▸ Data supplied
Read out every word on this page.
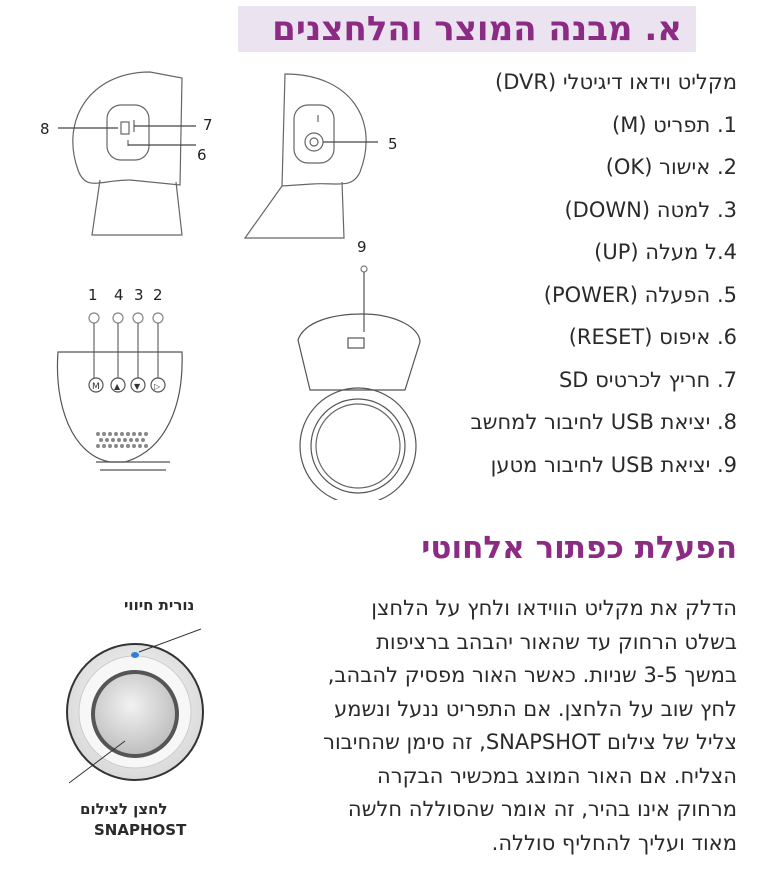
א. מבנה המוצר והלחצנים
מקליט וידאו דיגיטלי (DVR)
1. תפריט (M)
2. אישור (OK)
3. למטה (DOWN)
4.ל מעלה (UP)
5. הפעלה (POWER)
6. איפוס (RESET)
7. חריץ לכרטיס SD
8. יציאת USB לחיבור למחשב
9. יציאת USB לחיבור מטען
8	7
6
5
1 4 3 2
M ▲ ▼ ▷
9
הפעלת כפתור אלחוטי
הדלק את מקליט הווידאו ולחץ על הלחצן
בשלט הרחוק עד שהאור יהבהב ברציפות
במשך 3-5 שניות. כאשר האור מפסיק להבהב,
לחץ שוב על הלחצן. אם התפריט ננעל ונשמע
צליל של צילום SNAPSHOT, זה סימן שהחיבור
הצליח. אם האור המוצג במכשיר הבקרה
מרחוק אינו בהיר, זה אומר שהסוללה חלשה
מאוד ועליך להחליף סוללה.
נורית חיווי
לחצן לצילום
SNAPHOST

▸ Stated problem
Output the data exactly. Pictures don't belong in the result.

▸ Task result
Read out every word on this page.
א. מבנה המוצר והלחצנים
מקליט וידאו דיגיטלי (DVR)
1. תפריט (M)
2. אישור (OK)
3. למטה (DOWN)
4.ל מעלה (UP)
5. הפעלה (POWER)
6. איפוס (RESET)
7. חריץ לכרטיס SD
8. יציאת USB לחיבור למחשב
9. יציאת USB לחיבור מטען
8	7
6
5
1 4 3 2
M ▲ ▼ ▷
9
הפעלת כפתור אלחוטי
הדלק את מקליט הווידאו ולחץ על הלחצן
בשלט הרחוק עד שהאור יהבהב ברציפות
במשך 3-5 שניות. כאשר האור מפסיק להבהב,
לחץ שוב על הלחצן. אם התפריט ננעל ונשמע
צליל של צילום SNAPSHOT, זה סימן שהחיבור
הצליח. אם האור המוצג במכשיר הבקרה
מרחוק אינו בהיר, זה אומר שהסוללה חלשה
מאוד ועליך להחליף סוללה.
נורית חיווי
לחצן לצילום
SNAPHOST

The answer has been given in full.